Source data:

◇ ◇ ◇

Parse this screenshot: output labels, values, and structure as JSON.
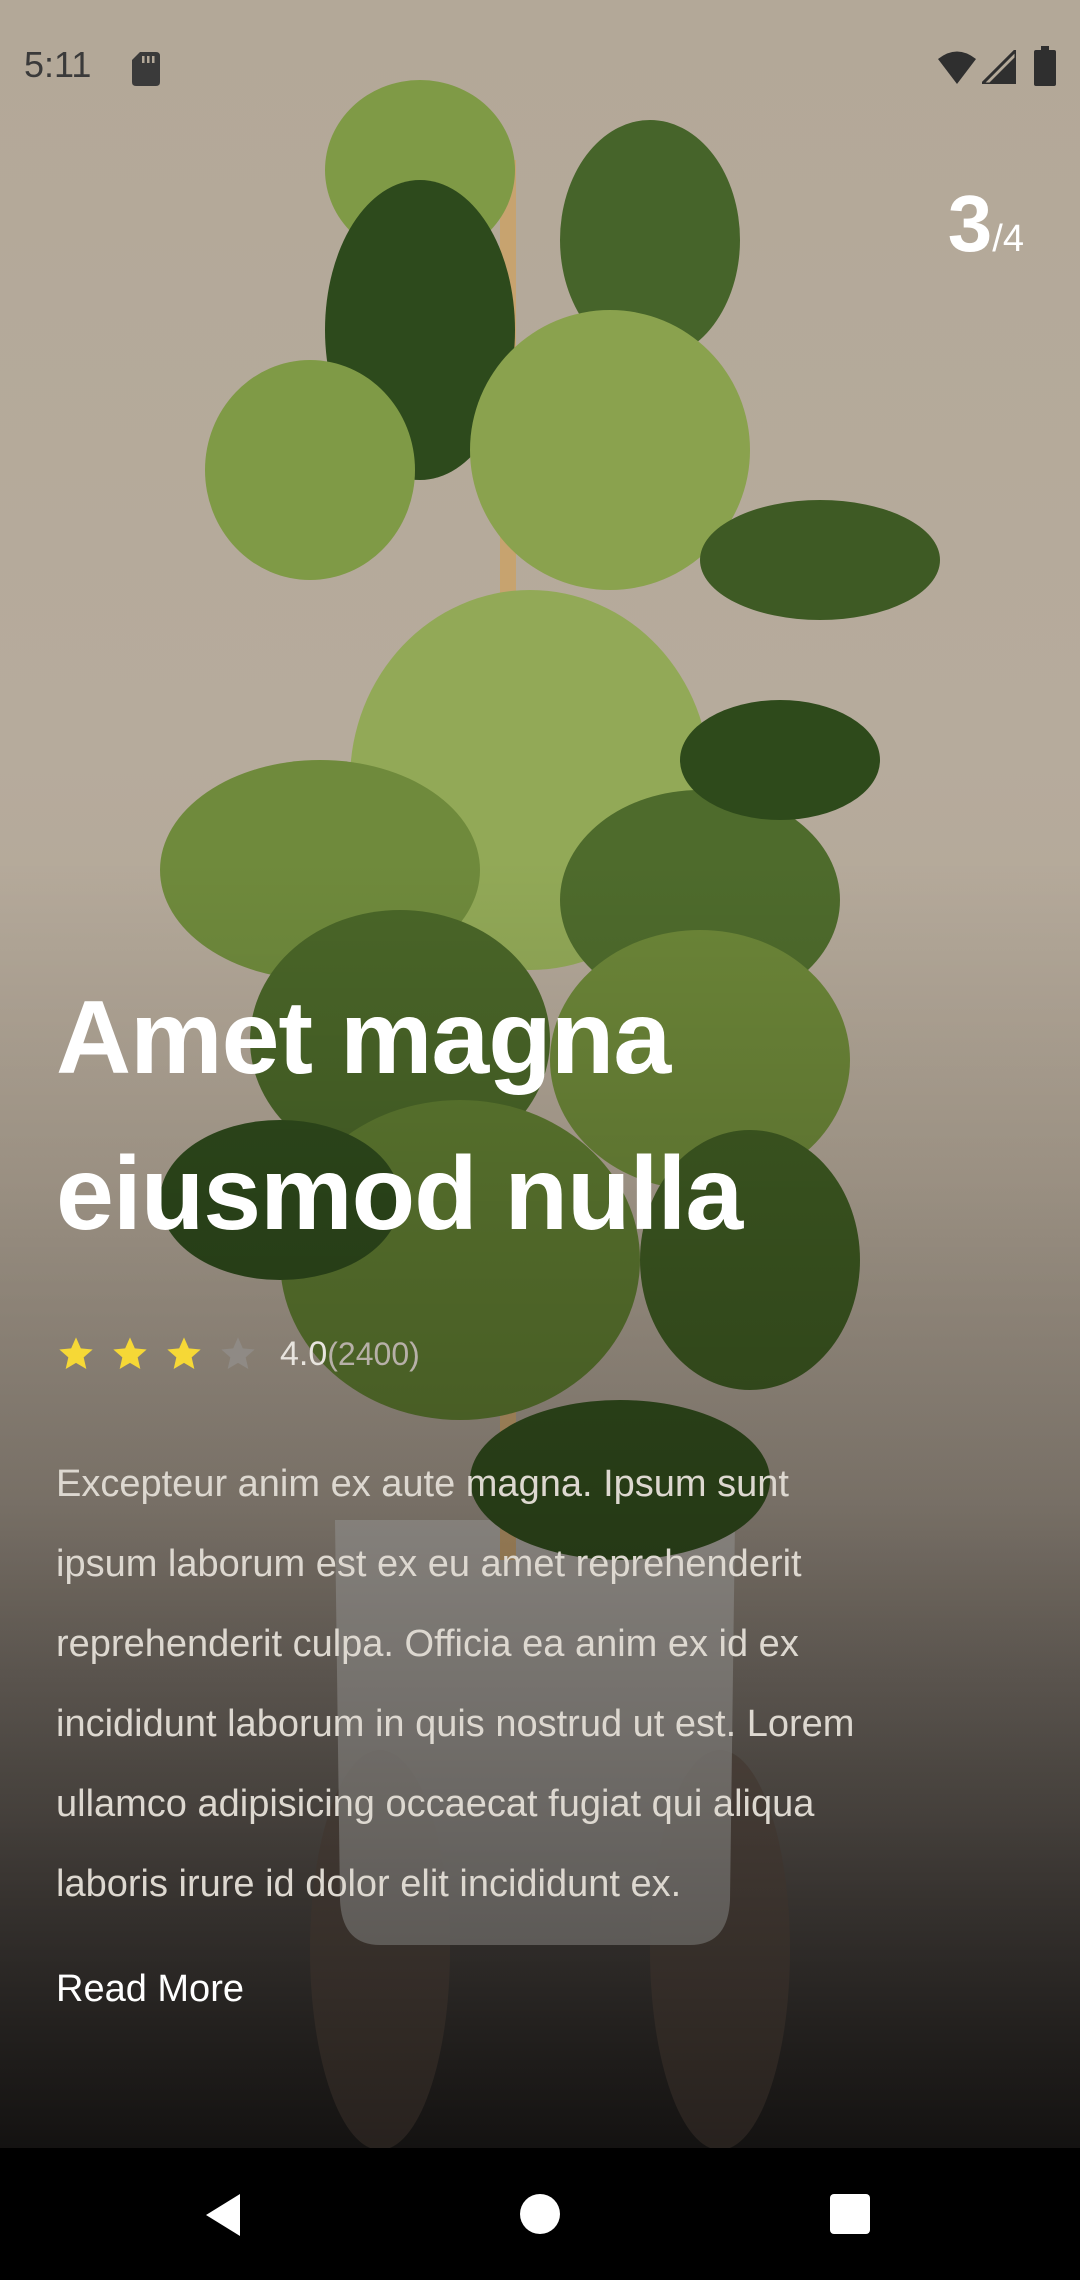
{
  "status_bar": {
    "time": "5:11",
    "icons": [
      "sd-card-icon",
      "wifi-icon",
      "cell-signal-icon",
      "battery-icon"
    ]
  },
  "pager": {
    "current": "3",
    "total": "/4"
  },
  "product": {
    "title": "Amet magna eiusmod nulla",
    "rating_value": "4.0",
    "rating_count": "(2400)",
    "rating_stars_filled": 3,
    "rating_stars_total": 4,
    "description": "Excepteur anim ex aute magna. Ipsum sunt ipsum laborum est ex eu amet reprehenderit reprehenderit culpa. Officia ea anim ex id ex incididunt laborum in quis nostrud ut est. Lorem ullamco adipisicing occaecat fugiat qui aliqua laboris irure id dolor elit incididunt ex.",
    "read_more_label": "Read More"
  },
  "nav_bar": {
    "icons": [
      "back-icon",
      "home-icon",
      "recents-icon"
    ]
  },
  "colors": {
    "star_filled": "#f6d836",
    "star_empty": "#8f8a85",
    "background": "#b3a898"
  }
}
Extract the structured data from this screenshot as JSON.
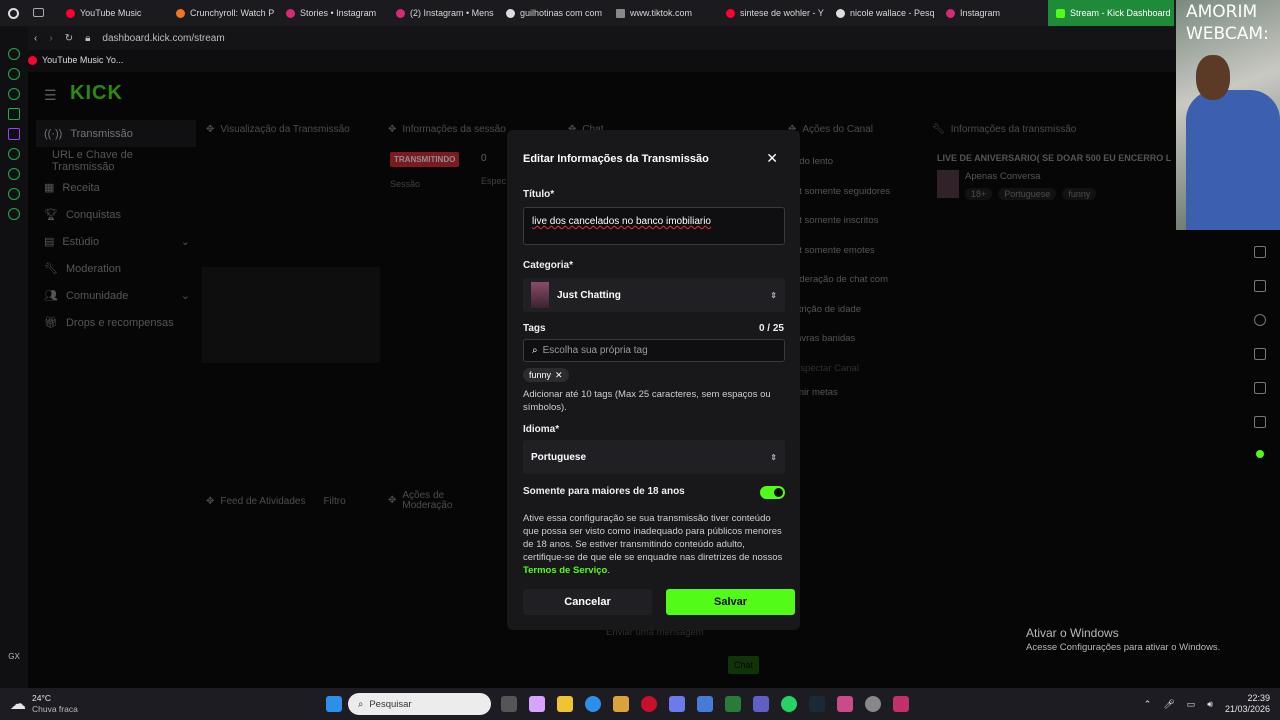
{
  "browser": {
    "tabs": [
      "YouTube Music",
      "Crunchyroll: Watch P",
      "Stories • Instagram",
      "(2) Instagram • Mens",
      "guilhotinas com com",
      "www.tiktok.com",
      "sintese de wohler - Y",
      "nicole wallace - Pesq",
      "Instagram",
      "Stream - Kick Dashboard"
    ],
    "url": "dashboard.kick.com/stream",
    "bookmark": "YouTube Music Yo..."
  },
  "webcam_overlay": {
    "line1": "AMORIM",
    "line2": "WEBCAM:"
  },
  "sidebar": {
    "items": [
      "Transmissão",
      "URL e Chave de Transmissão",
      "Receita",
      "Conquistas",
      "Estúdio",
      "Moderation",
      "Comunidade",
      "Drops e recompensas"
    ]
  },
  "panels": {
    "preview": "Visualização da Transmissão",
    "session": "Informações da sessão",
    "session_badge": "TRANSMITINDO",
    "session_label": "Sessão",
    "session_value": "0",
    "session_espec": "Espec",
    "chat": "Chat",
    "channel_actions": "Ações do Canal",
    "channel_items": [
      "odo lento",
      "at somente seguidores",
      "at somente inscritos",
      "at somente emotes",
      "oderação de chat com",
      "strição de idade",
      "lavras banidas",
      "Espectar Canal",
      "finir metas"
    ],
    "stream_info": "Informações da transmissão",
    "stream_info_title": "LIVE DE ANIVERSARIO( SE DOAR 500 EU ENCERRO L",
    "stream_info_category": "Apenas Conversa",
    "stream_info_tags": [
      "18+",
      "Portuguese",
      "funny"
    ],
    "activity": "Feed de Atividades",
    "filter": "Filtro",
    "moderation_actions": "Ações de Moderação",
    "chat_placeholder": "Enviar uma mensagem",
    "chat_button": "Chat"
  },
  "modal": {
    "title": "Editar Informações da Transmissão",
    "title_label": "Título*",
    "title_value": "live dos cancelados no banco imobiliario",
    "category_label": "Categoria*",
    "category_value": "Just Chatting",
    "tags_label": "Tags",
    "tags_count": "0 / 25",
    "tags_placeholder": "Escolha sua própria tag",
    "tag_chip": "funny",
    "tags_help": "Adicionar até 10 tags (Max 25 caracteres, sem espaços ou símbolos).",
    "language_label": "Idioma*",
    "language_value": "Portuguese",
    "adult_label": "Somente para maiores de 18 anos",
    "adult_enabled": true,
    "adult_help": "Ative essa configuração se sua transmissão tiver conteúdo que possa ser visto como inadequado para públicos menores de 18 anos. Se estiver transmitindo conteúdo adulto, certifique-se de que ele se enquadre nas diretrizes de nossos",
    "terms_link": "Termos de Serviço",
    "terms_suffix": ".",
    "cancel": "Cancelar",
    "save": "Salvar"
  },
  "windows": {
    "activate_title": "Ativar o Windows",
    "activate_sub": "Acesse Configurações para ativar o Windows.",
    "weather_temp": "24°C",
    "weather_desc": "Chuva fraca",
    "search": "Pesquisar",
    "time": "22:39",
    "date": "21/03/2026",
    "gx": "GX"
  },
  "colors": {
    "accent": "#53fc18",
    "badge_red": "#e0313b",
    "active_tab": "#1f8a3a"
  }
}
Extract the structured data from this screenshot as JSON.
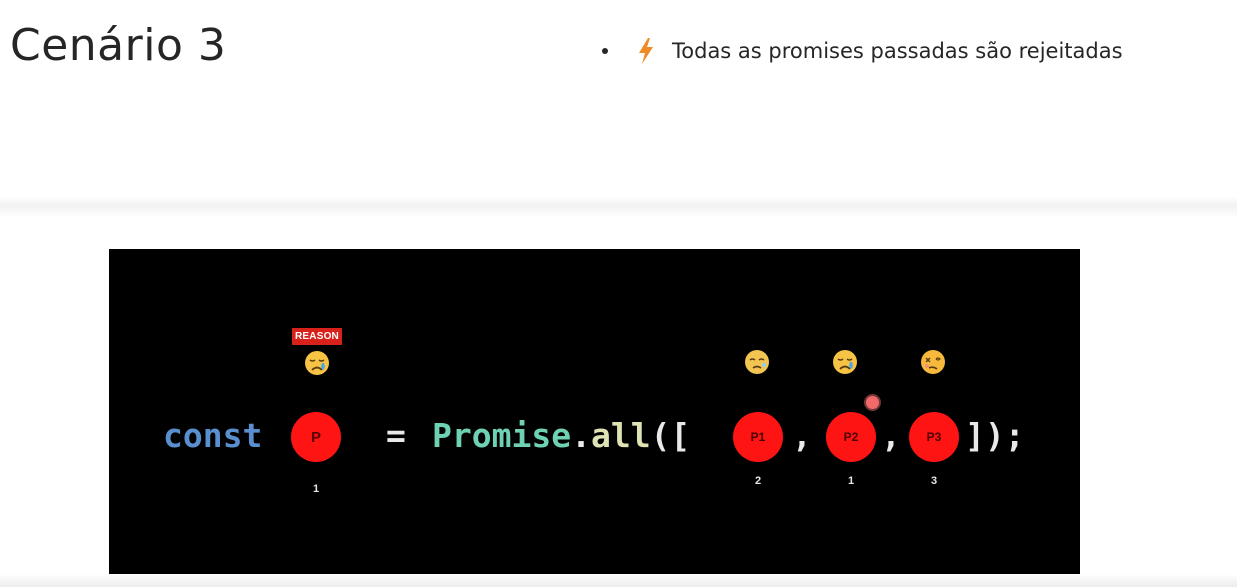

◇ ◇ ◇

▶ What you need to do:
Return all lines containing the word "YouTube".

▶ Exercise result:
      "YouTube Music",
    "bookmark": "YouTube Music Yo..."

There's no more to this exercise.